== Supplied material ==
####################
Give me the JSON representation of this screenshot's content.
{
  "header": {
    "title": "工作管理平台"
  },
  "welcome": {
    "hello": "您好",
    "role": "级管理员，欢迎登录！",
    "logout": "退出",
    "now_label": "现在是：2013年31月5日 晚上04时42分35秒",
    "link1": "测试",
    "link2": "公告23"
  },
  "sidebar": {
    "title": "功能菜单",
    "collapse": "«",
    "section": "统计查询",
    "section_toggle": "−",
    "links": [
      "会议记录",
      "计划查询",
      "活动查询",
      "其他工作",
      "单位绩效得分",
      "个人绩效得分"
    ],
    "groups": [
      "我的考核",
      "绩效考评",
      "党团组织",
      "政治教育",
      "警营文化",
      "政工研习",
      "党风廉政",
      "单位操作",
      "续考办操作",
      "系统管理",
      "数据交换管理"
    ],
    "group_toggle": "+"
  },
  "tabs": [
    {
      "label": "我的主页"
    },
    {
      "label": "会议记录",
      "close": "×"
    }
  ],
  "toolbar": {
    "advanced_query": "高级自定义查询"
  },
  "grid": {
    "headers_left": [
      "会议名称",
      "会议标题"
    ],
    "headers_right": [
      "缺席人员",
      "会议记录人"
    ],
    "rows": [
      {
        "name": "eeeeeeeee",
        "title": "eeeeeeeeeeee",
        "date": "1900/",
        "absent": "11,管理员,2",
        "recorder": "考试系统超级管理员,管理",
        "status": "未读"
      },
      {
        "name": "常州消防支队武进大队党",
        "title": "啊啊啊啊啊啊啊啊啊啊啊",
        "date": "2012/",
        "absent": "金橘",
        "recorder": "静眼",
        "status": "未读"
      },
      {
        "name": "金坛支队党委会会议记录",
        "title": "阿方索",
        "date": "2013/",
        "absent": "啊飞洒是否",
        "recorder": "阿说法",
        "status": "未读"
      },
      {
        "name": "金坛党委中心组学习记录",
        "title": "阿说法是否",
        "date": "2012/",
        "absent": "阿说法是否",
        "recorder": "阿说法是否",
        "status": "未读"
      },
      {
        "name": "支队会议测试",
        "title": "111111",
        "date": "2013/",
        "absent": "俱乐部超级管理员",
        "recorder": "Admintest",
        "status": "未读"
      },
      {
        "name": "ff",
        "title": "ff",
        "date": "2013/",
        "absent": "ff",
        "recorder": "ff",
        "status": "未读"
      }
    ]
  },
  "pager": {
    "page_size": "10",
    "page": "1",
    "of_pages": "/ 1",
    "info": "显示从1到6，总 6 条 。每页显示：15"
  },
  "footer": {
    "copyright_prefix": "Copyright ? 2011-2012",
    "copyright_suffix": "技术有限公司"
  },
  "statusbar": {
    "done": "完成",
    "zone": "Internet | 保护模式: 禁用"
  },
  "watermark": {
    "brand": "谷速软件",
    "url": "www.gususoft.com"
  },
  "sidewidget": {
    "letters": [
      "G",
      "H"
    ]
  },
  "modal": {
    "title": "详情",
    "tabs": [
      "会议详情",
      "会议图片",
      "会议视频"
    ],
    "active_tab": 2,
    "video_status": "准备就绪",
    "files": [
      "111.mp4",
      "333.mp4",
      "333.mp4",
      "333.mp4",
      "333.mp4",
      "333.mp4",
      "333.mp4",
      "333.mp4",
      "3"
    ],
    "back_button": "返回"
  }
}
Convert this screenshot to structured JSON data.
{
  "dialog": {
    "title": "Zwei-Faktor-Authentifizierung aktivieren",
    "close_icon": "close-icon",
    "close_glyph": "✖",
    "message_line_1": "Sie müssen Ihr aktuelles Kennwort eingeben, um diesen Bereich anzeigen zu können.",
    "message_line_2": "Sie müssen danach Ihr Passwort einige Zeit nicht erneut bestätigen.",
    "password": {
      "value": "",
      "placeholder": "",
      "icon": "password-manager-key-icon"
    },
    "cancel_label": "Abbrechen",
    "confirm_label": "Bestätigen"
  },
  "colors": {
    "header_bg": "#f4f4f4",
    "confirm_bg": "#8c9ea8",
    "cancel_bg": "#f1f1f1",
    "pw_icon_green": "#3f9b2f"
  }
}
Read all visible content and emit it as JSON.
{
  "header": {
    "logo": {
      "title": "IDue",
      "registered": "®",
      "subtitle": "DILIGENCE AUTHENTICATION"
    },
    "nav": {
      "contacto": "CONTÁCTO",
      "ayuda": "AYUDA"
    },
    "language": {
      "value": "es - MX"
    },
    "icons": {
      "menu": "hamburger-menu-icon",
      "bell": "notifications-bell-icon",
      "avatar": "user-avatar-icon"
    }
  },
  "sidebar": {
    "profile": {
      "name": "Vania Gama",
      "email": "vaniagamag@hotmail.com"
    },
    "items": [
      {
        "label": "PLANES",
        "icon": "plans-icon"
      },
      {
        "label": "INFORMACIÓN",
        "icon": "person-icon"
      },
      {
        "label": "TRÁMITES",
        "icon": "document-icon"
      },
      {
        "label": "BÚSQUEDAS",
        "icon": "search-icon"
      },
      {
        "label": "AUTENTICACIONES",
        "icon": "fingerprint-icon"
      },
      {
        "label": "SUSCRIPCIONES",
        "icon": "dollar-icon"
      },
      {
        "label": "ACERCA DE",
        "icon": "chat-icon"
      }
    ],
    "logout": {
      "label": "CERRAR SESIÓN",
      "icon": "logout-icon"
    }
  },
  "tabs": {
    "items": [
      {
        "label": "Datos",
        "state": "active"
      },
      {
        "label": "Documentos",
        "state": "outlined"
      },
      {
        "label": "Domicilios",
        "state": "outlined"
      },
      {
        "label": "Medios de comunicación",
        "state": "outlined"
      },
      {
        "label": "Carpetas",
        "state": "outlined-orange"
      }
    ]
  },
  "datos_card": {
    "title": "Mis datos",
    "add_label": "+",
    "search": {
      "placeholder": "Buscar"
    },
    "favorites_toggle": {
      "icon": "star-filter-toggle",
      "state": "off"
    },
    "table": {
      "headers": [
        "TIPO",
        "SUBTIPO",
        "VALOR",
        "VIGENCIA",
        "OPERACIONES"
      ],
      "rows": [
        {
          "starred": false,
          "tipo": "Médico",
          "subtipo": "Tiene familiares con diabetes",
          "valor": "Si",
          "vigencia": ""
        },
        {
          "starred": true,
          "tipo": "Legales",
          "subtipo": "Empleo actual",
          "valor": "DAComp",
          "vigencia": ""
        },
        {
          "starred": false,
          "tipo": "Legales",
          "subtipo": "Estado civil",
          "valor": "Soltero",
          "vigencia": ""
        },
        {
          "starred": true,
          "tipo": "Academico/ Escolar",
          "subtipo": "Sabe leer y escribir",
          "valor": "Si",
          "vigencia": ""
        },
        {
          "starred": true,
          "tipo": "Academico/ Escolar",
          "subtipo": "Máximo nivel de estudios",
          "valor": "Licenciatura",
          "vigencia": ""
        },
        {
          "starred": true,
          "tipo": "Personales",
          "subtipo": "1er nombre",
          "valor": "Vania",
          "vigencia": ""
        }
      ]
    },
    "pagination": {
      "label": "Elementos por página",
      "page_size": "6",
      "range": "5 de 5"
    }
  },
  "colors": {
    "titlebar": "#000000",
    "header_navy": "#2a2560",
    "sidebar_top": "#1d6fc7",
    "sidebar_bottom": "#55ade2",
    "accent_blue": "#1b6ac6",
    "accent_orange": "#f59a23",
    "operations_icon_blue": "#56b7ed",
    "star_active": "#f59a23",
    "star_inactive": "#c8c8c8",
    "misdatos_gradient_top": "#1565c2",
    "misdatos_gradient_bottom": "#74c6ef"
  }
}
####################
== Task directions ==
Copy each line of the preceding data that contains the string "password".

== Task result ==
    "password": {
      "icon": "password-manager-key-icon"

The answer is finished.